Task details | Repeat, line for line, the entries printed below.

(Source data)
--*--

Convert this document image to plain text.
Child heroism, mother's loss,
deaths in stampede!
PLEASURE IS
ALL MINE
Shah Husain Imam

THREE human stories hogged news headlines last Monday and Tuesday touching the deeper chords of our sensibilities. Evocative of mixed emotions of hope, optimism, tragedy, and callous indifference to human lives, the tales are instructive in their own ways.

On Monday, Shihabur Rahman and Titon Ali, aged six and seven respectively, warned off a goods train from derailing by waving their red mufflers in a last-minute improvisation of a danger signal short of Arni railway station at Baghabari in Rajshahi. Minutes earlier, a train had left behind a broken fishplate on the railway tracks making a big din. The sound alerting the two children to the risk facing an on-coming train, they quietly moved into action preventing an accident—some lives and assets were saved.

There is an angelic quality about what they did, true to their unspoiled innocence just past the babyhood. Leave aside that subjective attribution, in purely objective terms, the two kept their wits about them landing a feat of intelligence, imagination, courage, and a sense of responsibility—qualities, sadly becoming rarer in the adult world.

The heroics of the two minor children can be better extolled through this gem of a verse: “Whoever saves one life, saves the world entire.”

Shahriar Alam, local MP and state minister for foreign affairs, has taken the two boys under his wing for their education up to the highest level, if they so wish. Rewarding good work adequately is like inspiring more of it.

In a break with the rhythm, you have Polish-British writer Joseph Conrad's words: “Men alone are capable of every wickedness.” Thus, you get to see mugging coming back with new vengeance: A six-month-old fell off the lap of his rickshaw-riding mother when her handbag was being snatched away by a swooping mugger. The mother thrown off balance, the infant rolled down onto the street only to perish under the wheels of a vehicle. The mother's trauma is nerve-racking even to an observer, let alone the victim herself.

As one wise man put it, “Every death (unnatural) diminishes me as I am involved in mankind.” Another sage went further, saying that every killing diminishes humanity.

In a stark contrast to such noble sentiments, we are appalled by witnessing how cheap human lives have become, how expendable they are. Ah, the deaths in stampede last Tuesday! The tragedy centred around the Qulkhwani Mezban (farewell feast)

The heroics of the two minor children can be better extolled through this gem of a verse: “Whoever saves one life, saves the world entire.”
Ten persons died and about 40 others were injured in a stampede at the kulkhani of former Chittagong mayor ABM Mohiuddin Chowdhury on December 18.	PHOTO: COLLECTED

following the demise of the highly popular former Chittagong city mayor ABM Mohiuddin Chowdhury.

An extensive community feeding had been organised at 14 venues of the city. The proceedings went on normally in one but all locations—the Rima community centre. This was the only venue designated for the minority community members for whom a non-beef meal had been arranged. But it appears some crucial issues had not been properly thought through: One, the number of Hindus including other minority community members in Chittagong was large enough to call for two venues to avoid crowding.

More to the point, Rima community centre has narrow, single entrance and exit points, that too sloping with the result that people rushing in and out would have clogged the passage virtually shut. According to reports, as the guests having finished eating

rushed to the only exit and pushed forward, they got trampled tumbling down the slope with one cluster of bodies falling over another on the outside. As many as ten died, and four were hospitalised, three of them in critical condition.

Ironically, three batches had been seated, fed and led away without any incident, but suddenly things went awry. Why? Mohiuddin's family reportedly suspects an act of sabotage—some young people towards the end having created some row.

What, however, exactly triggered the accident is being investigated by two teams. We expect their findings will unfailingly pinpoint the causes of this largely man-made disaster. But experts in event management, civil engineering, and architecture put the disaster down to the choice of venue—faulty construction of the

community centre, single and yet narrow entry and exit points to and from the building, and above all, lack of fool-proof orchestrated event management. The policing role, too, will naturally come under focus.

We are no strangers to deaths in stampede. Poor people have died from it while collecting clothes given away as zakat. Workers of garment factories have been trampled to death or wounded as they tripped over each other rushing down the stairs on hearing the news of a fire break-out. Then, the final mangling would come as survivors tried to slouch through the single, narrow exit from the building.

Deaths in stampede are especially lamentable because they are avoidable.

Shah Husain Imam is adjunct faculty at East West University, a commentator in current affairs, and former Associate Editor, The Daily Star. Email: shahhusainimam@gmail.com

--*--

Result of this exercise |
Convert this document image to plain text.
Child heroism, mother's loss,
deaths in stampede!
PLEASURE IS
ALL MINE
Shah Husain Imam

THREE human stories hogged news headlines last Monday and Tuesday touching the deeper chords of our sensibilities. Evocative of mixed emotions of hope, optimism, tragedy, and callous indifference to human lives, the tales are instructive in their own ways.

On Monday, Shihabur Rahman and Titon Ali, aged six and seven respectively, warned off a goods train from derailing by waving their red mufflers in a last-minute improvisation of a danger signal short of Arni railway station at Baghabari in Rajshahi. Minutes earlier, a train had left behind a broken fishplate on the railway tracks making a big din. The sound alerting the two children to the risk facing an on-coming train, they quietly moved into action preventing an accident—some lives and assets were saved.

There is an angelic quality about what they did, true to their unspoiled innocence just past the babyhood. Leave aside that subjective attribution, in purely objective terms, the two kept their wits about them landing a feat of intelligence, imagination, courage, and a sense of responsibility—qualities, sadly becoming rarer in the adult world.

The heroics of the two minor children can be better extolled through this gem of a verse: “Whoever saves one life, saves the world entire.”

Shahriar Alam, local MP and state minister for foreign affairs, has taken the two boys under his wing for their education up to the highest level, if they so wish. Rewarding good work adequately is like inspiring more of it.

In a break with the rhythm, you have Polish-British writer Joseph Conrad's words: “Men alone are capable of every wickedness.” Thus, you get to see mugging coming back with new vengeance: A six-month-old fell off the lap of his rickshaw-riding mother when her handbag was being snatched away by a swooping mugger. The mother thrown off balance, the infant rolled down onto the street only to perish under the wheels of a vehicle. The mother's trauma is nerve-racking even to an observer, let alone the victim herself.

As one wise man put it, “Every death (unnatural) diminishes me as I am involved in mankind.” Another sage went further, saying that every killing diminishes humanity.

In a stark contrast to such noble sentiments, we are appalled by witnessing how cheap human lives have become, how expendable they are. Ah, the deaths in stampede last Tuesday! The tragedy centred around the Qulkhwani Mezban (farewell feast)

The heroics of the two minor children can be better extolled through this gem of a verse: “Whoever saves one life, saves the world entire.”
Ten persons died and about 40 others were injured in a stampede at the kulkhani of former Chittagong mayor ABM Mohiuddin Chowdhury on December 18.	PHOTO: COLLECTED

following the demise of the highly popular former Chittagong city mayor ABM Mohiuddin Chowdhury.

An extensive community feeding had been organised at 14 venues of the city. The proceedings went on normally in one but all locations—the Rima community centre. This was the only venue designated for the minority community members for whom a non-beef meal had been arranged. But it appears some crucial issues had not been properly thought through: One, the number of Hindus including other minority community members in Chittagong was large enough to call for two venues to avoid crowding.

More to the point, Rima community centre has narrow, single entrance and exit points, that too sloping with the result that people rushing in and out would have clogged the passage virtually shut. According to reports, as the guests having finished eating

rushed to the only exit and pushed forward, they got trampled tumbling down the slope with one cluster of bodies falling over another on the outside. As many as ten died, and four were hospitalised, three of them in critical condition.

Ironically, three batches had been seated, fed and led away without any incident, but suddenly things went awry. Why? Mohiuddin's family reportedly suspects an act of sabotage—some young people towards the end having created some row.

What, however, exactly triggered the accident is being investigated by two teams. We expect their findings will unfailingly pinpoint the causes of this largely man-made disaster. But experts in event management, civil engineering, and architecture put the disaster down to the choice of venue—faulty construction of the

community centre, single and yet narrow entry and exit points to and from the building, and above all, lack of fool-proof orchestrated event management. The policing role, too, will naturally come under focus.

We are no strangers to deaths in stampede. Poor people have died from it while collecting clothes given away as zakat. Workers of garment factories have been trampled to death or wounded as they tripped over each other rushing down the stairs on hearing the news of a fire break-out. Then, the final mangling would come as survivors tried to slouch through the single, narrow exit from the building.

Deaths in stampede are especially lamentable because they are avoidable.

Shah Husain Imam is adjunct faculty at East West University, a commentator in current affairs, and former Associate Editor, The Daily Star. Email: shahhusainimam@gmail.com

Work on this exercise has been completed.